*Work to complete*.
Find the lines that hold the word "Dificuldade" and return them.

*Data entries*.
__________

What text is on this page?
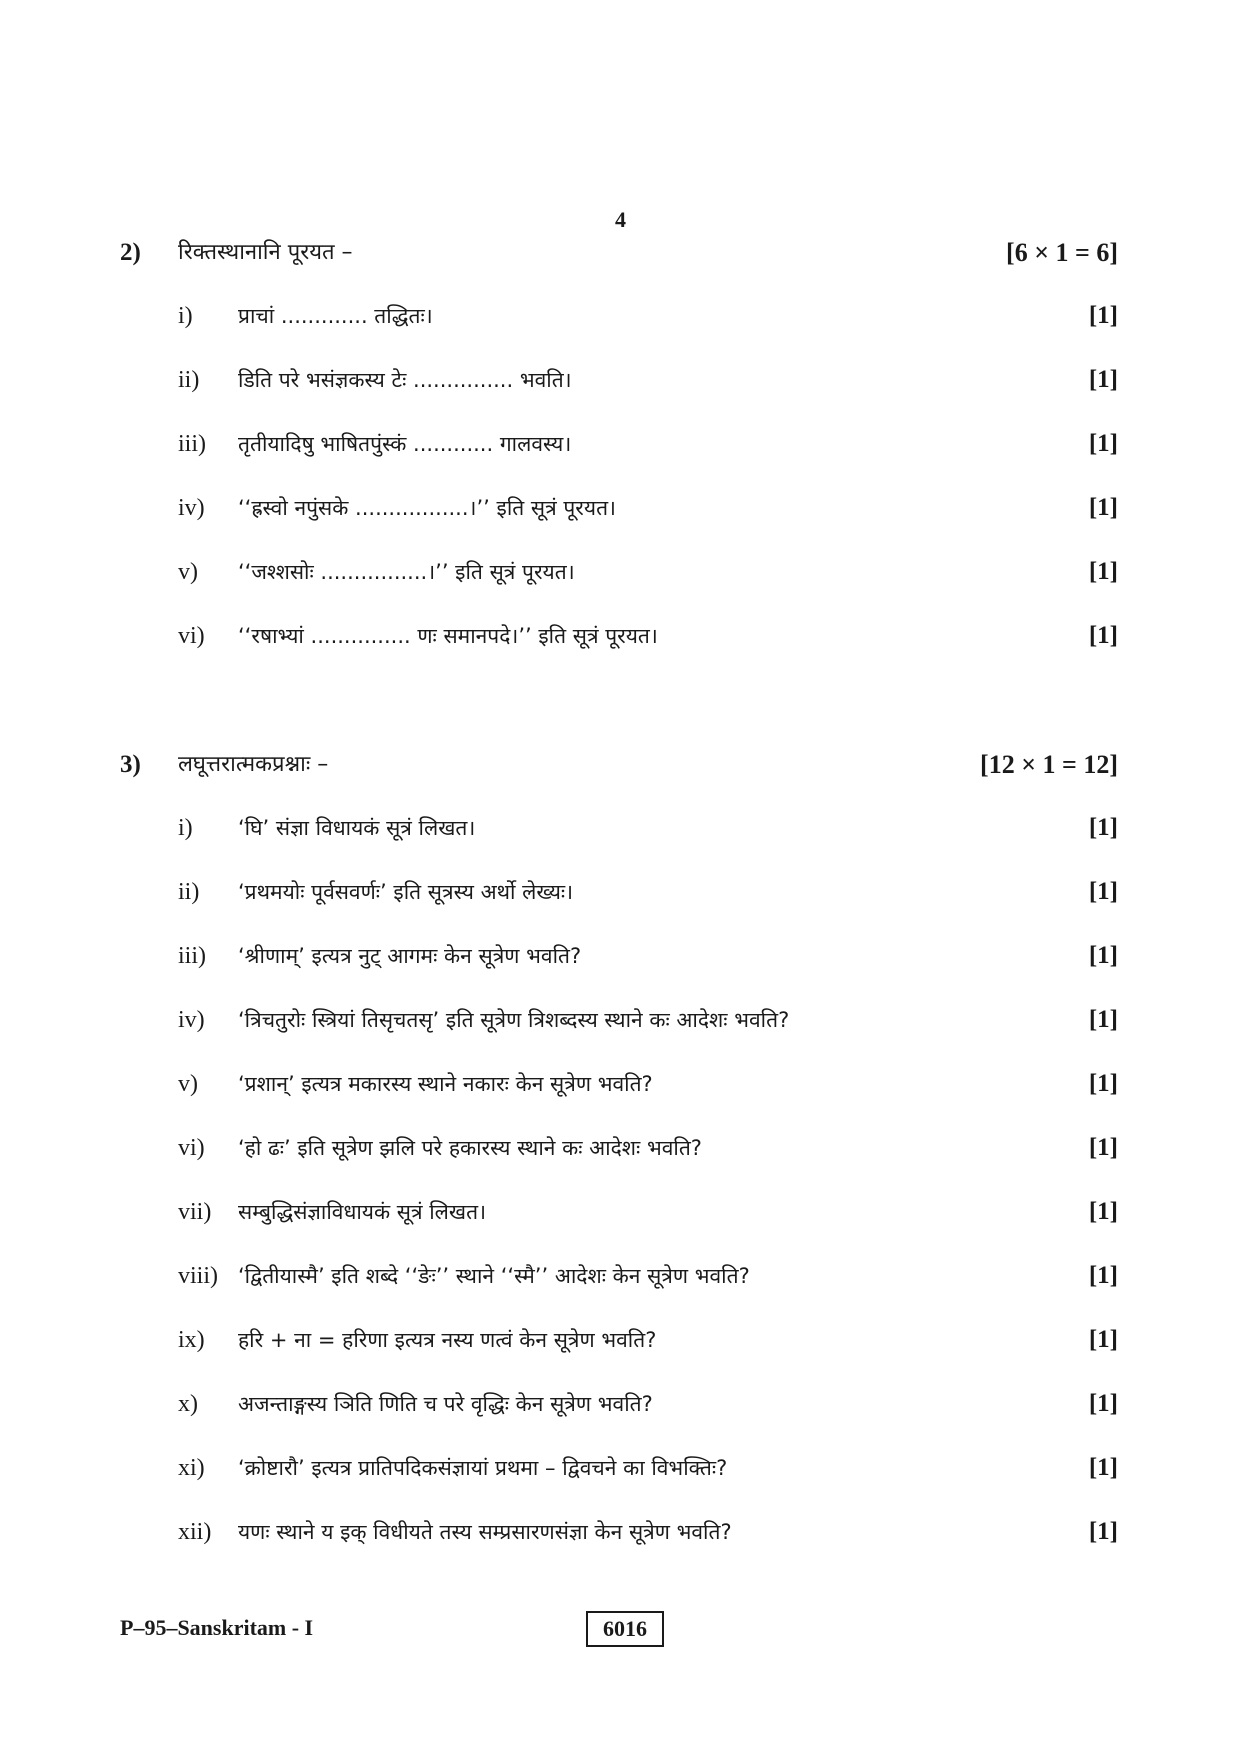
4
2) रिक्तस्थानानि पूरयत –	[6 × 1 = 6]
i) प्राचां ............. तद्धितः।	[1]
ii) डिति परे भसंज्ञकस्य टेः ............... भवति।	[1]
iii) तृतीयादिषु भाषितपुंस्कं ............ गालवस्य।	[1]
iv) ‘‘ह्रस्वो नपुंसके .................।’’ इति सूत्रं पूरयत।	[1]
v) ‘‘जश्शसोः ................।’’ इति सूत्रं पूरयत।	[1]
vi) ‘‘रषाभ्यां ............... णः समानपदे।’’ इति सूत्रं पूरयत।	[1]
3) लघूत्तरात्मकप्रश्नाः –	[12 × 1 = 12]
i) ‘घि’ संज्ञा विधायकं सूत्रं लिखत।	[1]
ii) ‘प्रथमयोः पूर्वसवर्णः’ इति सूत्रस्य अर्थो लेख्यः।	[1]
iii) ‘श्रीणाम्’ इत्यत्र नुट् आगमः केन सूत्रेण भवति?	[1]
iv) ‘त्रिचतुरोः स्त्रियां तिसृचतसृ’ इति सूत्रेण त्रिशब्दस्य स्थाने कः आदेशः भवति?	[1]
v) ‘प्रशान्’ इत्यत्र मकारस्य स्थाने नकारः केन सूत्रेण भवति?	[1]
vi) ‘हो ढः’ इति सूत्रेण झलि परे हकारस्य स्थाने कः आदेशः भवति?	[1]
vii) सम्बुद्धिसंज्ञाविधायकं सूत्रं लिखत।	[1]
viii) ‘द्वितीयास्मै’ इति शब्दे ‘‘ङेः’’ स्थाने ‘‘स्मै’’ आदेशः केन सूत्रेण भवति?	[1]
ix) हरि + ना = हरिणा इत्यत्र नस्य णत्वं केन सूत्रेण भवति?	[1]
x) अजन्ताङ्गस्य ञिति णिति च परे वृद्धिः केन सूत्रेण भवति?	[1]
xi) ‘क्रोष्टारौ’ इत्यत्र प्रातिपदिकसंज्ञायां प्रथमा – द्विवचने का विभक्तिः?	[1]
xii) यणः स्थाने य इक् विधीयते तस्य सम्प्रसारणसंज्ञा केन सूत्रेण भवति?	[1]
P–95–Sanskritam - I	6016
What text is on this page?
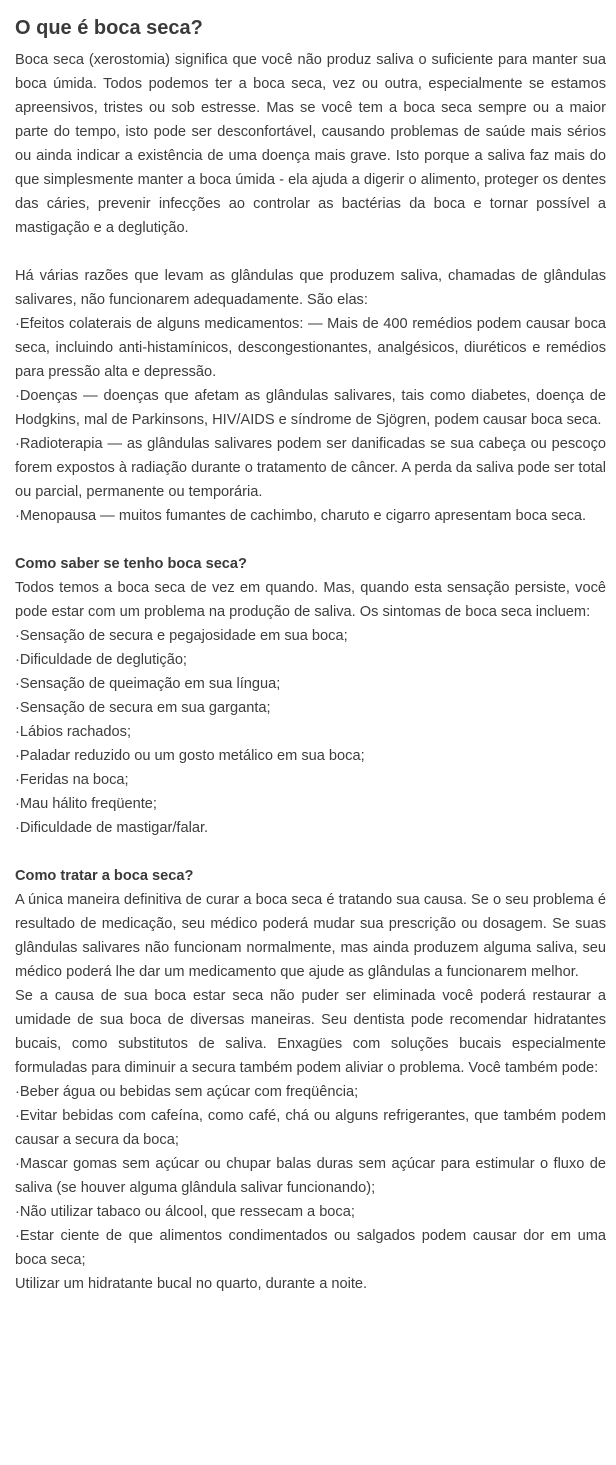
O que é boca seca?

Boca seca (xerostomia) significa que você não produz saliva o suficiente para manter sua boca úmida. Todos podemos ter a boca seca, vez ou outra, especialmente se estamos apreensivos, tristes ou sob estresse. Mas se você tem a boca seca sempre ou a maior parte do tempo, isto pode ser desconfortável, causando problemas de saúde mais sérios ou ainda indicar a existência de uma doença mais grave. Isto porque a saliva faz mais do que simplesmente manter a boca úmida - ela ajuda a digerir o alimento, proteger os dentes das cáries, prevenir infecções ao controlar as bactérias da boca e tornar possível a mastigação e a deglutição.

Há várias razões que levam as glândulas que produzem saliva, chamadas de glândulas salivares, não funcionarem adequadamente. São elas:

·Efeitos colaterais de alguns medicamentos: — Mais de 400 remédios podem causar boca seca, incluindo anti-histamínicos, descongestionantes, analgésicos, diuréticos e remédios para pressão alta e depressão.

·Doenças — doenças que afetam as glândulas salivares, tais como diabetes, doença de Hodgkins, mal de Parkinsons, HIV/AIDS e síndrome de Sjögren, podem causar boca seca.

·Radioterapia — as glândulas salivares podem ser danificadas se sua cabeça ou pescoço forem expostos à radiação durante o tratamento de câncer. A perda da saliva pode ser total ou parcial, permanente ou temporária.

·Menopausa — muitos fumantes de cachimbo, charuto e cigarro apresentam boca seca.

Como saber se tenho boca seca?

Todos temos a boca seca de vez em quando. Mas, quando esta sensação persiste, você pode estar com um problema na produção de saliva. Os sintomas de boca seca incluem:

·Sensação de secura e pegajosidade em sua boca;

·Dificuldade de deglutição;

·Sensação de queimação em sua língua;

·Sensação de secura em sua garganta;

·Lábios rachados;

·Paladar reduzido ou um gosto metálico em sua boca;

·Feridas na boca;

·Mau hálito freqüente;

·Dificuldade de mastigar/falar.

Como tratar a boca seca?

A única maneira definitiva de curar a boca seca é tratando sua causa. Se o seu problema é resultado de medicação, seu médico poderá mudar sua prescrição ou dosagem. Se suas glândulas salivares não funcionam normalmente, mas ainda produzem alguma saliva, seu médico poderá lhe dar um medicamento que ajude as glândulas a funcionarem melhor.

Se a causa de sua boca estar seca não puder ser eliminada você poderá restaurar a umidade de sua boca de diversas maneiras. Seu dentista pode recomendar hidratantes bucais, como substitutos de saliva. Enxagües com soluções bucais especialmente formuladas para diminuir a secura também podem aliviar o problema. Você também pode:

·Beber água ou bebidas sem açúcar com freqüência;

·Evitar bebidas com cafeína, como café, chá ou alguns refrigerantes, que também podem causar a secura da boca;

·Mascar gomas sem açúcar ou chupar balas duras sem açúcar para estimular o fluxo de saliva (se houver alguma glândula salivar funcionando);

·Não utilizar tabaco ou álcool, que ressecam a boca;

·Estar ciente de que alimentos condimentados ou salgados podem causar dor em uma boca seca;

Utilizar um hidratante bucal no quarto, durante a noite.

__________

*Problem solution*.
·Dificuldade de deglutição;
·Dificuldade de mastigar/falar.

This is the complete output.